__Exercise brief__:
Leave out the pictures, then reproduce the rest of the material exactly.

__Dataset entries__:
==============================
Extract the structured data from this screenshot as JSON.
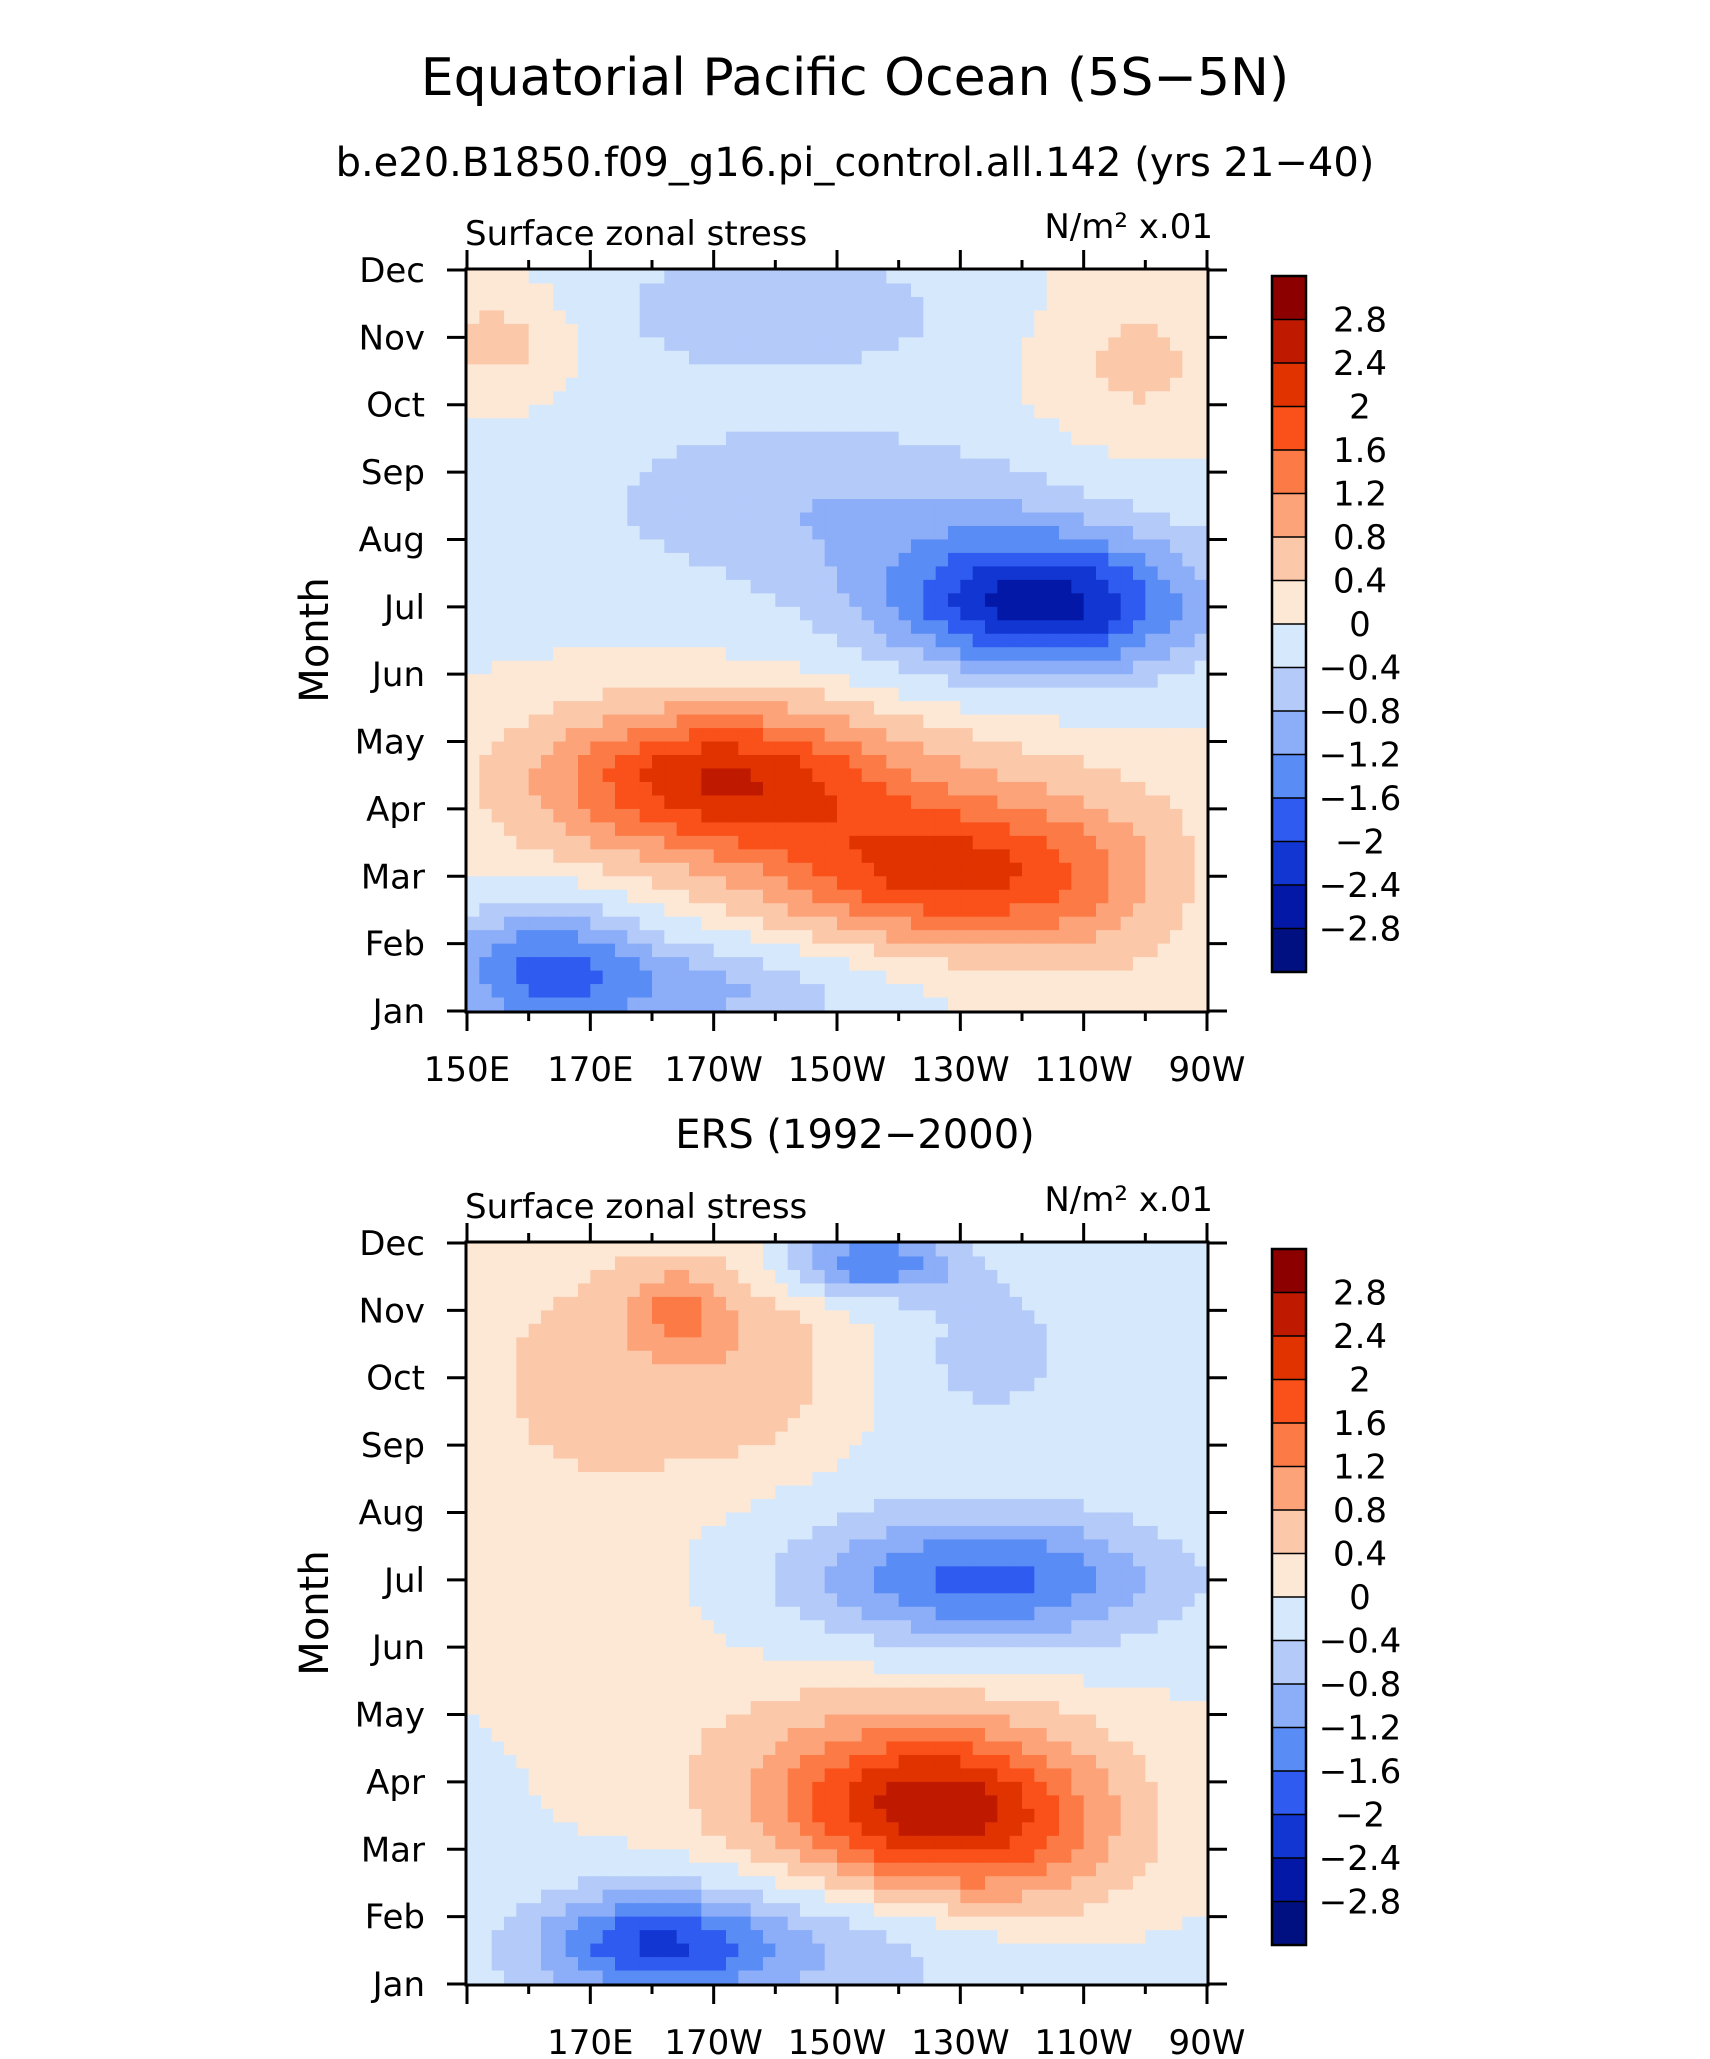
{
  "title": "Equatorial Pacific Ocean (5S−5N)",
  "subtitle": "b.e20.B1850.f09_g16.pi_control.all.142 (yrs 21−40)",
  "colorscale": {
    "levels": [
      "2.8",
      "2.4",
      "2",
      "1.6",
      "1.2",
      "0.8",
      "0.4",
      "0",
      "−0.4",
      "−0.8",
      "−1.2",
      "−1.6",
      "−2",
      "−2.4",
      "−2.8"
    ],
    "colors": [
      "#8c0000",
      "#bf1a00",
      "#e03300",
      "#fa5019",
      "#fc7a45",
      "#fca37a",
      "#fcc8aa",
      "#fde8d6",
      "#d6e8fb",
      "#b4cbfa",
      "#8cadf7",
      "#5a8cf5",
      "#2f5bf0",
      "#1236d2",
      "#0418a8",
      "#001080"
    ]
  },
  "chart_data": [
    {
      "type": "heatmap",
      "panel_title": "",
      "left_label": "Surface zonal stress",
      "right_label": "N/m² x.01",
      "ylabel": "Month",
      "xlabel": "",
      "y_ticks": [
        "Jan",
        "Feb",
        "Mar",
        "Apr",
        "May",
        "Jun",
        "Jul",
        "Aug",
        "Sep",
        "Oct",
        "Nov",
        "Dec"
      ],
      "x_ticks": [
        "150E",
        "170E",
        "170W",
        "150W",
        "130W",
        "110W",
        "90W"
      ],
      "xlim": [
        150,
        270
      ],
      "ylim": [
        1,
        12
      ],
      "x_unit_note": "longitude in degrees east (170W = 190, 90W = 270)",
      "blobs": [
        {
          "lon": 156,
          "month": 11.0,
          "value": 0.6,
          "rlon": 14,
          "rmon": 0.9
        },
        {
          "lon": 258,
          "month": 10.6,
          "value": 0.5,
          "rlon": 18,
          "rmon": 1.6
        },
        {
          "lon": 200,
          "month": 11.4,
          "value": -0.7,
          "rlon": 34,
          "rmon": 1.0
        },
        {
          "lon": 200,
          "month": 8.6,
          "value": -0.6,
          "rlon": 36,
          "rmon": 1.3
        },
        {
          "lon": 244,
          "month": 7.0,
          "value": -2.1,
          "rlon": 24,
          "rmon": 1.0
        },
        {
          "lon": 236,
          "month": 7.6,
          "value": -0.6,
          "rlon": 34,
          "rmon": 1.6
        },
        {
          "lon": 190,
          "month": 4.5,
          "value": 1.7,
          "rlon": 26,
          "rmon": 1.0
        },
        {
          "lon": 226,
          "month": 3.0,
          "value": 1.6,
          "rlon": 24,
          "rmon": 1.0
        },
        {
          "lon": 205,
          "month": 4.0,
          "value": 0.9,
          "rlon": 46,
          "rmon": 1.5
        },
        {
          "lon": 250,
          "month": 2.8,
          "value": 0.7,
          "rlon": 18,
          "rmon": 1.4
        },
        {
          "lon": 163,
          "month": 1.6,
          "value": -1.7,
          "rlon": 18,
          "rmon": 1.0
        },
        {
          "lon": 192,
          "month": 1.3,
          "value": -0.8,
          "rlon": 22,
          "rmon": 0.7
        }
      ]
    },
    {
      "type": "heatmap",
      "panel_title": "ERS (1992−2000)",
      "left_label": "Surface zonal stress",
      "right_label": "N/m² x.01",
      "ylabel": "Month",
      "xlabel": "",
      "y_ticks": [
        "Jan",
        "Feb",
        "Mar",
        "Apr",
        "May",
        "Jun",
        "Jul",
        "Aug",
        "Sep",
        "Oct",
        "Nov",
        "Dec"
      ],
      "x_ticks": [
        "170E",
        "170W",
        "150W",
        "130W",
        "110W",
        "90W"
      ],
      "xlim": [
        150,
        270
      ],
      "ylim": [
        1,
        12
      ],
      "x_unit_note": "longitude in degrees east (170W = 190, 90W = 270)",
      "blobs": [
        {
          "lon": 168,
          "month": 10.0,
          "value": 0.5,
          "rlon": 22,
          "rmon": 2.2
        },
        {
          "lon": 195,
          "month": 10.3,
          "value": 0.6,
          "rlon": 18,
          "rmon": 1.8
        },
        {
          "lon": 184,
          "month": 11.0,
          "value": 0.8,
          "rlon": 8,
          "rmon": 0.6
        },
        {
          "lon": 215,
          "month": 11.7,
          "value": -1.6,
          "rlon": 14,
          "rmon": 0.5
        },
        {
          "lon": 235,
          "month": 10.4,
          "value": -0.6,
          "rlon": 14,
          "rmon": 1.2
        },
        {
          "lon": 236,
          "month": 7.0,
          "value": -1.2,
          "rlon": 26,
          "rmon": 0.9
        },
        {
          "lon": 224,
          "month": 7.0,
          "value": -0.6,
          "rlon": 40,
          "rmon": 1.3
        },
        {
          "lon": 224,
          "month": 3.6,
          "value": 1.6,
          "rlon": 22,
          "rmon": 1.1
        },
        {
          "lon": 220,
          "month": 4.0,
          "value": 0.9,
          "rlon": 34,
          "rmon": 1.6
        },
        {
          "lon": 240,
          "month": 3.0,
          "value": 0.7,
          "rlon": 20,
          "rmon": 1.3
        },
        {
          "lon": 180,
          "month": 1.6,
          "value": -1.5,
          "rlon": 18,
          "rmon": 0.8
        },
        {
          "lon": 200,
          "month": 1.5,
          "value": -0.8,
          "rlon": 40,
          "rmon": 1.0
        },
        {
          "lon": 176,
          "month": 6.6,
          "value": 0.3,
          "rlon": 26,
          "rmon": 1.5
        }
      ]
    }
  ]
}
==============================
__Response to the exercise__:
Extract the structured data from this screenshot as JSON.
{
  "title": "Equatorial Pacific Ocean (5S−5N)",
  "subtitle": "b.e20.B1850.f09_g16.pi_control.all.142 (yrs 21−40)",
  "colorscale": {
    "levels": [
      "2.8",
      "2.4",
      "2",
      "1.6",
      "1.2",
      "0.8",
      "0.4",
      "0",
      "−0.4",
      "−0.8",
      "−1.2",
      "−1.6",
      "−2",
      "−2.4",
      "−2.8"
    ],
    "colors": [
      "#8c0000",
      "#bf1a00",
      "#e03300",
      "#fa5019",
      "#fc7a45",
      "#fca37a",
      "#fcc8aa",
      "#fde8d6",
      "#d6e8fb",
      "#b4cbfa",
      "#8cadf7",
      "#5a8cf5",
      "#2f5bf0",
      "#1236d2",
      "#0418a8",
      "#001080"
    ]
  },
  "chart_data": [
    {
      "type": "heatmap",
      "panel_title": "",
      "left_label": "Surface zonal stress",
      "right_label": "N/m² x.01",
      "ylabel": "Month",
      "xlabel": "",
      "y_ticks": [
        "Jan",
        "Feb",
        "Mar",
        "Apr",
        "May",
        "Jun",
        "Jul",
        "Aug",
        "Sep",
        "Oct",
        "Nov",
        "Dec"
      ],
      "x_ticks": [
        "150E",
        "170E",
        "170W",
        "150W",
        "130W",
        "110W",
        "90W"
      ],
      "xlim": [
        150,
        270
      ],
      "ylim": [
        1,
        12
      ],
      "x_unit_note": "longitude in degrees east (170W = 190, 90W = 270)",
      "blobs": [
        {
          "lon": 156,
          "month": 11.0,
          "value": 0.6,
          "rlon": 14,
          "rmon": 0.9
        },
        {
          "lon": 258,
          "month": 10.6,
          "value": 0.5,
          "rlon": 18,
          "rmon": 1.6
        },
        {
          "lon": 200,
          "month": 11.4,
          "value": -0.7,
          "rlon": 34,
          "rmon": 1.0
        },
        {
          "lon": 200,
          "month": 8.6,
          "value": -0.6,
          "rlon": 36,
          "rmon": 1.3
        },
        {
          "lon": 244,
          "month": 7.0,
          "value": -2.1,
          "rlon": 24,
          "rmon": 1.0
        },
        {
          "lon": 236,
          "month": 7.6,
          "value": -0.6,
          "rlon": 34,
          "rmon": 1.6
        },
        {
          "lon": 190,
          "month": 4.5,
          "value": 1.7,
          "rlon": 26,
          "rmon": 1.0
        },
        {
          "lon": 226,
          "month": 3.0,
          "value": 1.6,
          "rlon": 24,
          "rmon": 1.0
        },
        {
          "lon": 205,
          "month": 4.0,
          "value": 0.9,
          "rlon": 46,
          "rmon": 1.5
        },
        {
          "lon": 250,
          "month": 2.8,
          "value": 0.7,
          "rlon": 18,
          "rmon": 1.4
        },
        {
          "lon": 163,
          "month": 1.6,
          "value": -1.7,
          "rlon": 18,
          "rmon": 1.0
        },
        {
          "lon": 192,
          "month": 1.3,
          "value": -0.8,
          "rlon": 22,
          "rmon": 0.7
        }
      ]
    },
    {
      "type": "heatmap",
      "panel_title": "ERS (1992−2000)",
      "left_label": "Surface zonal stress",
      "right_label": "N/m² x.01",
      "ylabel": "Month",
      "xlabel": "",
      "y_ticks": [
        "Jan",
        "Feb",
        "Mar",
        "Apr",
        "May",
        "Jun",
        "Jul",
        "Aug",
        "Sep",
        "Oct",
        "Nov",
        "Dec"
      ],
      "x_ticks": [
        "170E",
        "170W",
        "150W",
        "130W",
        "110W",
        "90W"
      ],
      "xlim": [
        150,
        270
      ],
      "ylim": [
        1,
        12
      ],
      "x_unit_note": "longitude in degrees east (170W = 190, 90W = 270)",
      "blobs": [
        {
          "lon": 168,
          "month": 10.0,
          "value": 0.5,
          "rlon": 22,
          "rmon": 2.2
        },
        {
          "lon": 195,
          "month": 10.3,
          "value": 0.6,
          "rlon": 18,
          "rmon": 1.8
        },
        {
          "lon": 184,
          "month": 11.0,
          "value": 0.8,
          "rlon": 8,
          "rmon": 0.6
        },
        {
          "lon": 215,
          "month": 11.7,
          "value": -1.6,
          "rlon": 14,
          "rmon": 0.5
        },
        {
          "lon": 235,
          "month": 10.4,
          "value": -0.6,
          "rlon": 14,
          "rmon": 1.2
        },
        {
          "lon": 236,
          "month": 7.0,
          "value": -1.2,
          "rlon": 26,
          "rmon": 0.9
        },
        {
          "lon": 224,
          "month": 7.0,
          "value": -0.6,
          "rlon": 40,
          "rmon": 1.3
        },
        {
          "lon": 224,
          "month": 3.6,
          "value": 1.6,
          "rlon": 22,
          "rmon": 1.1
        },
        {
          "lon": 220,
          "month": 4.0,
          "value": 0.9,
          "rlon": 34,
          "rmon": 1.6
        },
        {
          "lon": 240,
          "month": 3.0,
          "value": 0.7,
          "rlon": 20,
          "rmon": 1.3
        },
        {
          "lon": 180,
          "month": 1.6,
          "value": -1.5,
          "rlon": 18,
          "rmon": 0.8
        },
        {
          "lon": 200,
          "month": 1.5,
          "value": -0.8,
          "rlon": 40,
          "rmon": 1.0
        },
        {
          "lon": 176,
          "month": 6.6,
          "value": 0.3,
          "rlon": 26,
          "rmon": 1.5
        }
      ]
    }
  ]
}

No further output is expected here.